BEGIN

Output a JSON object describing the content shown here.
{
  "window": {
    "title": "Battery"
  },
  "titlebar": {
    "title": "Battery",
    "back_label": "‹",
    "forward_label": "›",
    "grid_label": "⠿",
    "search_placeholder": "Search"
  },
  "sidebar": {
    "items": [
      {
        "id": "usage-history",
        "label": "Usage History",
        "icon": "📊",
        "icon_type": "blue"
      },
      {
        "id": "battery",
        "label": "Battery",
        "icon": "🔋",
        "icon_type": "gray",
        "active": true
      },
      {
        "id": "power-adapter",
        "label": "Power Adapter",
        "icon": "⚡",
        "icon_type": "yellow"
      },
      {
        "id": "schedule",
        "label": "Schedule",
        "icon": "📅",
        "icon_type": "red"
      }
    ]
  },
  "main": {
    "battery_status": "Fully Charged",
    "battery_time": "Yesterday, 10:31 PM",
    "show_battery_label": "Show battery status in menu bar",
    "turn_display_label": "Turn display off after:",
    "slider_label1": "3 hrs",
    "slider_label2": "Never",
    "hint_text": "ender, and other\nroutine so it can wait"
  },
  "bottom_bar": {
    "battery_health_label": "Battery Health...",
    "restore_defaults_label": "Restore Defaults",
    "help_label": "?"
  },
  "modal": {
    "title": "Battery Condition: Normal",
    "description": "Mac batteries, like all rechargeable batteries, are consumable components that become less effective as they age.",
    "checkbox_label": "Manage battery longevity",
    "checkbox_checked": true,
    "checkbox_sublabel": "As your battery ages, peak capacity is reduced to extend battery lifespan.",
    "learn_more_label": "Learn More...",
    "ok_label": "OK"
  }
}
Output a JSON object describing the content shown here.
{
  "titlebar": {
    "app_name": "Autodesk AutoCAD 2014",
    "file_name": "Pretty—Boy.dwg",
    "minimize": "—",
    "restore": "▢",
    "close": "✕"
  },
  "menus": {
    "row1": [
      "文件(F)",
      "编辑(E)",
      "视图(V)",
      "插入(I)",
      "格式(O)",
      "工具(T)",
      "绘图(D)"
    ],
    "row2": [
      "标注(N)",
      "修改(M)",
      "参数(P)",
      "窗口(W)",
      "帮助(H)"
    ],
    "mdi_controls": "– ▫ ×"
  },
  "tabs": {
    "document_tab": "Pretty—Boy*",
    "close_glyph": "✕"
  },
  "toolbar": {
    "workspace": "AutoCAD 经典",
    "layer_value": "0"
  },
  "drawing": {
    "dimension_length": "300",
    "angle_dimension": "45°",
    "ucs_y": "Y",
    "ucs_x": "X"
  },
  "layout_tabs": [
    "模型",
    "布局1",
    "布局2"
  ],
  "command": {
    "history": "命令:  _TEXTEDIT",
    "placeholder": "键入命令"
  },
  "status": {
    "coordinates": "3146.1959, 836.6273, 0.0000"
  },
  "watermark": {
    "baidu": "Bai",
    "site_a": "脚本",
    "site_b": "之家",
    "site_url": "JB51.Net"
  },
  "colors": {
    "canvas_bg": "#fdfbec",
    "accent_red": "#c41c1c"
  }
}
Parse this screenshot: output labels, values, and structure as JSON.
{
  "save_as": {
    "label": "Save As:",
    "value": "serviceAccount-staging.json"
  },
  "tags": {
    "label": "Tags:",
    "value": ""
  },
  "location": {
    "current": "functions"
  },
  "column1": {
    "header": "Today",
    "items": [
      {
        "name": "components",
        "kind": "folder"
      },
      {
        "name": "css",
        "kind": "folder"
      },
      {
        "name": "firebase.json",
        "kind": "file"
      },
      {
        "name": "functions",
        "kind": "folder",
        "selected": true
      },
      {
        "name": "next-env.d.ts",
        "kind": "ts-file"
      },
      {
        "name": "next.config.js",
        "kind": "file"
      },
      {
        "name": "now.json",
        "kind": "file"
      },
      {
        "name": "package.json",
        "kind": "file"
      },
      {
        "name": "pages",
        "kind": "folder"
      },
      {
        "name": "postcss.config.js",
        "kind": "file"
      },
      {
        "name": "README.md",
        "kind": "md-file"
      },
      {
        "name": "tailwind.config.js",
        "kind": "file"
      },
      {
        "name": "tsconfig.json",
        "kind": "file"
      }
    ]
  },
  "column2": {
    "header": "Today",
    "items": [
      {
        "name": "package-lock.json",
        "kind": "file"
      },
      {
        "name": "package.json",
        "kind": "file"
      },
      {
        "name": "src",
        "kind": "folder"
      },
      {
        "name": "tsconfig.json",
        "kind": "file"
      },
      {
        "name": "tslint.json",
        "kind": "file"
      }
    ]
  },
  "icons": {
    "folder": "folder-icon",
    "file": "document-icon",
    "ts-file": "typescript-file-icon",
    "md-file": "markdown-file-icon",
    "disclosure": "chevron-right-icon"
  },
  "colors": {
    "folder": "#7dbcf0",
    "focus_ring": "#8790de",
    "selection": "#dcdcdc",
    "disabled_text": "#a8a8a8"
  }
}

END

*Given problem:*
Write out the whole listing again, exactly as it stands.

*Final result:*
Output a JSON object describing the content shown here.
{
  "window": {
    "title": "Battery"
  },
  "titlebar": {
    "title": "Battery",
    "back_label": "‹",
    "forward_label": "›",
    "grid_label": "⠿",
    "search_placeholder": "Search"
  },
  "sidebar": {
    "items": [
      {
        "id": "usage-history",
        "label": "Usage History",
        "icon": "📊",
        "icon_type": "blue"
      },
      {
        "id": "battery",
        "label": "Battery",
        "icon": "🔋",
        "icon_type": "gray",
        "active": true
      },
      {
        "id": "power-adapter",
        "label": "Power Adapter",
        "icon": "⚡",
        "icon_type": "yellow"
      },
      {
        "id": "schedule",
        "label": "Schedule",
        "icon": "📅",
        "icon_type": "red"
      }
    ]
  },
  "main": {
    "battery_status": "Fully Charged",
    "battery_time": "Yesterday, 10:31 PM",
    "show_battery_label": "Show battery status in menu bar",
    "turn_display_label": "Turn display off after:",
    "slider_label1": "3 hrs",
    "slider_label2": "Never",
    "hint_text": "ender, and other\nroutine so it can wait"
  },
  "bottom_bar": {
    "battery_health_label": "Battery Health...",
    "restore_defaults_label": "Restore Defaults",
    "help_label": "?"
  },
  "modal": {
    "title": "Battery Condition: Normal",
    "description": "Mac batteries, like all rechargeable batteries, are consumable components that become less effective as they age.",
    "checkbox_label": "Manage battery longevity",
    "checkbox_checked": true,
    "checkbox_sublabel": "As your battery ages, peak capacity is reduced to extend battery lifespan.",
    "learn_more_label": "Learn More...",
    "ok_label": "OK"
  }
}
Output a JSON object describing the content shown here.
{
  "titlebar": {
    "app_name": "Autodesk AutoCAD 2014",
    "file_name": "Pretty—Boy.dwg",
    "minimize": "—",
    "restore": "▢",
    "close": "✕"
  },
  "menus": {
    "row1": [
      "文件(F)",
      "编辑(E)",
      "视图(V)",
      "插入(I)",
      "格式(O)",
      "工具(T)",
      "绘图(D)"
    ],
    "row2": [
      "标注(N)",
      "修改(M)",
      "参数(P)",
      "窗口(W)",
      "帮助(H)"
    ],
    "mdi_controls": "– ▫ ×"
  },
  "tabs": {
    "document_tab": "Pretty—Boy*",
    "close_glyph": "✕"
  },
  "toolbar": {
    "workspace": "AutoCAD 经典",
    "layer_value": "0"
  },
  "drawing": {
    "dimension_length": "300",
    "angle_dimension": "45°",
    "ucs_y": "Y",
    "ucs_x": "X"
  },
  "layout_tabs": [
    "模型",
    "布局1",
    "布局2"
  ],
  "command": {
    "history": "命令:  _TEXTEDIT",
    "placeholder": "键入命令"
  },
  "status": {
    "coordinates": "3146.1959, 836.6273, 0.0000"
  },
  "watermark": {
    "baidu": "Bai",
    "site_a": "脚本",
    "site_b": "之家",
    "site_url": "JB51.Net"
  },
  "colors": {
    "canvas_bg": "#fdfbec",
    "accent_red": "#c41c1c"
  }
}
Parse this screenshot: output labels, values, and structure as JSON.
{
  "save_as": {
    "label": "Save As:",
    "value": "serviceAccount-staging.json"
  },
  "tags": {
    "label": "Tags:",
    "value": ""
  },
  "location": {
    "current": "functions"
  },
  "column1": {
    "header": "Today",
    "items": [
      {
        "name": "components",
        "kind": "folder"
      },
      {
        "name": "css",
        "kind": "folder"
      },
      {
        "name": "firebase.json",
        "kind": "file"
      },
      {
        "name": "functions",
        "kind": "folder",
        "selected": true
      },
      {
        "name": "next-env.d.ts",
        "kind": "ts-file"
      },
      {
        "name": "next.config.js",
        "kind": "file"
      },
      {
        "name": "now.json",
        "kind": "file"
      },
      {
        "name": "package.json",
        "kind": "file"
      },
      {
        "name": "pages",
        "kind": "folder"
      },
      {
        "name": "postcss.config.js",
        "kind": "file"
      },
      {
        "name": "README.md",
        "kind": "md-file"
      },
      {
        "name": "tailwind.config.js",
        "kind": "file"
      },
      {
        "name": "tsconfig.json",
        "kind": "file"
      }
    ]
  },
  "column2": {
    "header": "Today",
    "items": [
      {
        "name": "package-lock.json",
        "kind": "file"
      },
      {
        "name": "package.json",
        "kind": "file"
      },
      {
        "name": "src",
        "kind": "folder"
      },
      {
        "name": "tsconfig.json",
        "kind": "file"
      },
      {
        "name": "tslint.json",
        "kind": "file"
      }
    ]
  },
  "icons": {
    "folder": "folder-icon",
    "file": "document-icon",
    "ts-file": "typescript-file-icon",
    "md-file": "markdown-file-icon",
    "disclosure": "chevron-right-icon"
  },
  "colors": {
    "folder": "#7dbcf0",
    "focus_ring": "#8790de",
    "selection": "#dcdcdc",
    "disabled_text": "#a8a8a8"
  }
}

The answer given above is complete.